**What the task requires**:
Count every line that includes the string "horizon" in the entries that follow. Nothing besides the number is needed.

**Data shown**:
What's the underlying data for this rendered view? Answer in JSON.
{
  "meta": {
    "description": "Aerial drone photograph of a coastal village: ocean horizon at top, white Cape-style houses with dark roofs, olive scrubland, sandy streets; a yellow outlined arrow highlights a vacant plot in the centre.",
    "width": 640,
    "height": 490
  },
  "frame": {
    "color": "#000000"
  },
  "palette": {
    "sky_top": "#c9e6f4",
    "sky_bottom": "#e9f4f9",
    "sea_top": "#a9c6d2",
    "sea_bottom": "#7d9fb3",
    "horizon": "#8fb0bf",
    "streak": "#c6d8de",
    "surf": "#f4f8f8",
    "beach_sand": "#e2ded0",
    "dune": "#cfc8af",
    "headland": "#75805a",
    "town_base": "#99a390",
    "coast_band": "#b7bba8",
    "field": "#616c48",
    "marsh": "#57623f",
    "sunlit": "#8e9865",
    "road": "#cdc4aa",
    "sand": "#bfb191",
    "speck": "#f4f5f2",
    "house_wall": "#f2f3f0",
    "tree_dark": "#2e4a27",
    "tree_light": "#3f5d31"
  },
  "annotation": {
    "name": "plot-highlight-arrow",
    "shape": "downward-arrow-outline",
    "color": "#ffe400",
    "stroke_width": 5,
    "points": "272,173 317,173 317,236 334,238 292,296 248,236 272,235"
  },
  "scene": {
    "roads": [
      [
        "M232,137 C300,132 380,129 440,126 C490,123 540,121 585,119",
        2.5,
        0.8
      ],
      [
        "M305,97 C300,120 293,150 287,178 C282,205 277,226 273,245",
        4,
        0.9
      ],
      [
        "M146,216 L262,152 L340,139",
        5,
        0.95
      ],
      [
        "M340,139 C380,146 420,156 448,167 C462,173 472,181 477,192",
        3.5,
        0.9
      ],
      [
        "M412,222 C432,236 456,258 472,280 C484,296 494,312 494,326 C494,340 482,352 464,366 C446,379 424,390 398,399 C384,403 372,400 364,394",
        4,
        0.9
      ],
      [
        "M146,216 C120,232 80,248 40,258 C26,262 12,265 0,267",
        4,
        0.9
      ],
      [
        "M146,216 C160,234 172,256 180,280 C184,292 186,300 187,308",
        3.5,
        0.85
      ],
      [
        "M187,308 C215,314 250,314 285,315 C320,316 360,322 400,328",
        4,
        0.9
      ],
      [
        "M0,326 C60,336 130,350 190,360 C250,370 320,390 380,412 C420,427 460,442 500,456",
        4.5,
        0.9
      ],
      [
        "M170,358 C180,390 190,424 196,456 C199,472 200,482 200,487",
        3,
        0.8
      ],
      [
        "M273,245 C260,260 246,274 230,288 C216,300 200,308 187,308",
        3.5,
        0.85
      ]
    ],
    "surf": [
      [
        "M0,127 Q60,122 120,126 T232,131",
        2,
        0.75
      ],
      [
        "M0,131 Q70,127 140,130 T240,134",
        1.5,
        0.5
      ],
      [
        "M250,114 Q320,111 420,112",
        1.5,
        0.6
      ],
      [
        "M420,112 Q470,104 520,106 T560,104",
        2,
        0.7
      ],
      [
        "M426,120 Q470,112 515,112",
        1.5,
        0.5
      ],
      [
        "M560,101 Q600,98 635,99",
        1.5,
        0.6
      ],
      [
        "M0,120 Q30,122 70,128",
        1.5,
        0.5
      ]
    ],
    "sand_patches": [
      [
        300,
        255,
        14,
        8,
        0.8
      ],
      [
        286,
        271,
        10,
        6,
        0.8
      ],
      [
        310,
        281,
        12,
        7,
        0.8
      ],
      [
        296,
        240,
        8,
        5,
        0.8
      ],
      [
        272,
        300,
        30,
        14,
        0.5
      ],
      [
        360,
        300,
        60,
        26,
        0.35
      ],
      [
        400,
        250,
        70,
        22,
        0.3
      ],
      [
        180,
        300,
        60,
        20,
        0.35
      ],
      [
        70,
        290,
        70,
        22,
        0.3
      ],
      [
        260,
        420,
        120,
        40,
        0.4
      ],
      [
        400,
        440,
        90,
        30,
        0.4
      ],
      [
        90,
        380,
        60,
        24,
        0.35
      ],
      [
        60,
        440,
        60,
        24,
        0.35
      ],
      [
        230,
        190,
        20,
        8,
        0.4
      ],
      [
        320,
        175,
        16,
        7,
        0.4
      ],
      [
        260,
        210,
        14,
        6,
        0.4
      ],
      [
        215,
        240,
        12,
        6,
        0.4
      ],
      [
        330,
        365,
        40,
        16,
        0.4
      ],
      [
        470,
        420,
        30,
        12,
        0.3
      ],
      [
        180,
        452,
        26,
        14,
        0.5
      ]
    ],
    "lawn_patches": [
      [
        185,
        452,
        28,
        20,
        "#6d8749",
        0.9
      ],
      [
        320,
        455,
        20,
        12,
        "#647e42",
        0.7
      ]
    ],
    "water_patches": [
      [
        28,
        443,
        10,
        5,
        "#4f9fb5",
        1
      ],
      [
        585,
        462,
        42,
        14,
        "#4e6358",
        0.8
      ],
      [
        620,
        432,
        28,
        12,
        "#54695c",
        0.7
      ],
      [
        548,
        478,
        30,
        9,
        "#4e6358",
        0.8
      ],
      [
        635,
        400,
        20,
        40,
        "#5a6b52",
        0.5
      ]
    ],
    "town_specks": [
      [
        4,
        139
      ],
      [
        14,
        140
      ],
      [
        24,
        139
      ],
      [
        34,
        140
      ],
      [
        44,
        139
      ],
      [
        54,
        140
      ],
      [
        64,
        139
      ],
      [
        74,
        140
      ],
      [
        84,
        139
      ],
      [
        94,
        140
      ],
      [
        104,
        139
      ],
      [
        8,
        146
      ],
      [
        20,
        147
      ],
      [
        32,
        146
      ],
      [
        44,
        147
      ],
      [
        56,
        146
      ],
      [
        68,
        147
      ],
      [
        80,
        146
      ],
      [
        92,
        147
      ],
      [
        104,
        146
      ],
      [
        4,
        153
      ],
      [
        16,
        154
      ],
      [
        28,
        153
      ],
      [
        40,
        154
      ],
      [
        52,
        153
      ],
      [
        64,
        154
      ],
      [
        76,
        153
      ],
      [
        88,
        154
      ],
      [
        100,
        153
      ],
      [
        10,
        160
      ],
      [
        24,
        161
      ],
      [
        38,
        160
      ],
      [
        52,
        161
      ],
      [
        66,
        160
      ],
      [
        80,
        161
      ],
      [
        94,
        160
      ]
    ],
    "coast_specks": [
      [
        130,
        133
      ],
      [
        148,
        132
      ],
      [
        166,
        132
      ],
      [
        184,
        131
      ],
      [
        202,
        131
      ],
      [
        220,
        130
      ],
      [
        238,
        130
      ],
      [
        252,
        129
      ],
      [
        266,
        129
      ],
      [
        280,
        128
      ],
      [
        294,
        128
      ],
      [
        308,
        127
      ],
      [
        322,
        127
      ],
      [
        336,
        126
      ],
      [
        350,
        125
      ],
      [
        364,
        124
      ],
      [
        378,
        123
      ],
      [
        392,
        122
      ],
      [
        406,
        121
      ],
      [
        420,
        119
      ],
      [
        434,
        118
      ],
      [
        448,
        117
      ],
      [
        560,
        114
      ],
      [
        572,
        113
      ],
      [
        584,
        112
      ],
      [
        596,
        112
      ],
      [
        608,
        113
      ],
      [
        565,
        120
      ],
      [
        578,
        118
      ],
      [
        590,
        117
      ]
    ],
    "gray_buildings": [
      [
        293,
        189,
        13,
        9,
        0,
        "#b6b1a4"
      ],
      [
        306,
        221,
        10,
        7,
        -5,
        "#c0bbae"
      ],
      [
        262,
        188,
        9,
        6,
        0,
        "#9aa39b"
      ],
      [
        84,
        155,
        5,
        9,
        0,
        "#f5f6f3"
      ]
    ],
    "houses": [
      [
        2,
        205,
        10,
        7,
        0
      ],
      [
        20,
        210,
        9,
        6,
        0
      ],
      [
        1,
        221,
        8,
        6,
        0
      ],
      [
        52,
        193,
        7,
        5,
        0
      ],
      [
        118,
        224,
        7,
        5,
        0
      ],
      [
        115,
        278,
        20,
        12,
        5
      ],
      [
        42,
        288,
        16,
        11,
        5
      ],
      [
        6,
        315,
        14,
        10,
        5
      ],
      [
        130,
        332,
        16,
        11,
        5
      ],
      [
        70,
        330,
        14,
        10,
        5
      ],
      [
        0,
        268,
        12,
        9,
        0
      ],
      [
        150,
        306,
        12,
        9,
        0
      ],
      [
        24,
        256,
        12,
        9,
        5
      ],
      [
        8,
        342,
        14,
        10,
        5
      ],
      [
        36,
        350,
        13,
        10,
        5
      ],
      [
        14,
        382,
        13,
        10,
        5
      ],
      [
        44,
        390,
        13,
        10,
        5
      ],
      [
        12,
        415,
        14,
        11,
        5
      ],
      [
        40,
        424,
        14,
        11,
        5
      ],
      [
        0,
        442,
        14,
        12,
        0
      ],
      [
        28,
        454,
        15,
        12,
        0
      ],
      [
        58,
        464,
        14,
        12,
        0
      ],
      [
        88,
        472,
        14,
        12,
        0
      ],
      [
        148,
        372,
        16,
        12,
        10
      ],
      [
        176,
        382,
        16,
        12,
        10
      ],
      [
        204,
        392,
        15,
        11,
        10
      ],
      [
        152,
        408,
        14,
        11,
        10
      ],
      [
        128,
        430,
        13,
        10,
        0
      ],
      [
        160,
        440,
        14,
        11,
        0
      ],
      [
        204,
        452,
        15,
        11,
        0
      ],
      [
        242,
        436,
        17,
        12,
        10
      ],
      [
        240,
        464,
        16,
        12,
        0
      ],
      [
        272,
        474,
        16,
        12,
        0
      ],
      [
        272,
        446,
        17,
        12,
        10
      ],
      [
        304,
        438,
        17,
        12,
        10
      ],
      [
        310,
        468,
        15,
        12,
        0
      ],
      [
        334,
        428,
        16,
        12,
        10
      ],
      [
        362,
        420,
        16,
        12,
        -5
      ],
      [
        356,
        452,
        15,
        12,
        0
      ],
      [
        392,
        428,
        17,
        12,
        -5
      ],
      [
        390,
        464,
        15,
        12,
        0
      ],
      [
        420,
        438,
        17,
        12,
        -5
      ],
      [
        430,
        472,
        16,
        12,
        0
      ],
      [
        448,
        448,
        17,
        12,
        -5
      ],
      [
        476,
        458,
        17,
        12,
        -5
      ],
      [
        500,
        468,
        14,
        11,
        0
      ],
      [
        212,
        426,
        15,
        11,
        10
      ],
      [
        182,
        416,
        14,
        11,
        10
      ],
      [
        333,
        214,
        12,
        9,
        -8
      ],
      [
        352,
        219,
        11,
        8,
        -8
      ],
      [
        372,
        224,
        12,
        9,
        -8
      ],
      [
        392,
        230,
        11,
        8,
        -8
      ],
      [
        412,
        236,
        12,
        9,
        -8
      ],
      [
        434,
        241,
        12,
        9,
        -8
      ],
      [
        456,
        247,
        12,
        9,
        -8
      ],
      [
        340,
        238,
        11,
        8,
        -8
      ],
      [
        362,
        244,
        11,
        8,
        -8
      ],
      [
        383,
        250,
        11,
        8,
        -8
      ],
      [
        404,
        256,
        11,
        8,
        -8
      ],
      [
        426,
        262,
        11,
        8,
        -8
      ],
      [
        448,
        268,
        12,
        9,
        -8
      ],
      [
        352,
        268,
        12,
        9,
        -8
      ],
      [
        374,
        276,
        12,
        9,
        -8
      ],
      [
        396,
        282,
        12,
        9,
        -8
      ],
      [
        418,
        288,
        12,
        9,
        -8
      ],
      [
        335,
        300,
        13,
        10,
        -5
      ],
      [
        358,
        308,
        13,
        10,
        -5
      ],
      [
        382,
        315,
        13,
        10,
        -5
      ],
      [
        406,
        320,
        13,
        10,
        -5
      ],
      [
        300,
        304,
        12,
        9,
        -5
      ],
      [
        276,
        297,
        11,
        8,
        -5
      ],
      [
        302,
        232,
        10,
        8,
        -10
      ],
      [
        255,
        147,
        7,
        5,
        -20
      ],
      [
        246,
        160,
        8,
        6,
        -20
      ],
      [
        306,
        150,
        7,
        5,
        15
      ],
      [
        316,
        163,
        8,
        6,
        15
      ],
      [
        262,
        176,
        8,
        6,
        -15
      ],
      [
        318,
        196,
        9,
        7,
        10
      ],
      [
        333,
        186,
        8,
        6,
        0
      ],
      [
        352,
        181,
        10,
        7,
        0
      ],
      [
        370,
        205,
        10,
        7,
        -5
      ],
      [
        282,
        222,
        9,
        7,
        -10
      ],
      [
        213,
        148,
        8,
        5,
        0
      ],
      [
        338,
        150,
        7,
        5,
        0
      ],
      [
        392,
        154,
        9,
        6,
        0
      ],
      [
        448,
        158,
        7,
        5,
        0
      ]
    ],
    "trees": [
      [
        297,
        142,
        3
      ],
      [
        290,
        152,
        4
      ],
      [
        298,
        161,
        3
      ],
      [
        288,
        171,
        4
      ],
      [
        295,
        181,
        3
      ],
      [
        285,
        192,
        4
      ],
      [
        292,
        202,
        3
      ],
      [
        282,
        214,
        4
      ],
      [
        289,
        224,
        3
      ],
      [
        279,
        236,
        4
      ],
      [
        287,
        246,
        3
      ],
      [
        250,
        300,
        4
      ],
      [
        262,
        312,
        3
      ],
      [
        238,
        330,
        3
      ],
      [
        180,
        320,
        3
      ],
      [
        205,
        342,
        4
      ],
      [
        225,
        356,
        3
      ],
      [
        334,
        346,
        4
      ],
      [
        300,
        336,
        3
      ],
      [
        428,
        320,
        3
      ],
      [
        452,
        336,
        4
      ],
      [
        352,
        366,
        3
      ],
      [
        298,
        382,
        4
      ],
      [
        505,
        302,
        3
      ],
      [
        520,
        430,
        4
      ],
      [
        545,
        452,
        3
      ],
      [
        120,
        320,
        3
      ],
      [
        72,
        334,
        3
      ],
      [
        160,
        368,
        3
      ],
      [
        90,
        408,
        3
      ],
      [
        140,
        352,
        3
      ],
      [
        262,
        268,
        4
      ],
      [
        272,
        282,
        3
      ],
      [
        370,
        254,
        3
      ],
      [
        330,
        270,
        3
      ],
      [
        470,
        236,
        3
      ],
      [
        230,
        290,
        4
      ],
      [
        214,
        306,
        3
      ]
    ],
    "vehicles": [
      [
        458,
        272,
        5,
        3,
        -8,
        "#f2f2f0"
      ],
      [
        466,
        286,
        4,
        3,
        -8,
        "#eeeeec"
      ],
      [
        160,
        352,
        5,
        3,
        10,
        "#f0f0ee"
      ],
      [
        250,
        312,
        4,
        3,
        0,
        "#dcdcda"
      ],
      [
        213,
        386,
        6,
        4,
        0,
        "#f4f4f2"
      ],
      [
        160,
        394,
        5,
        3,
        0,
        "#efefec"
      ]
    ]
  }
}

**Correct response**:
2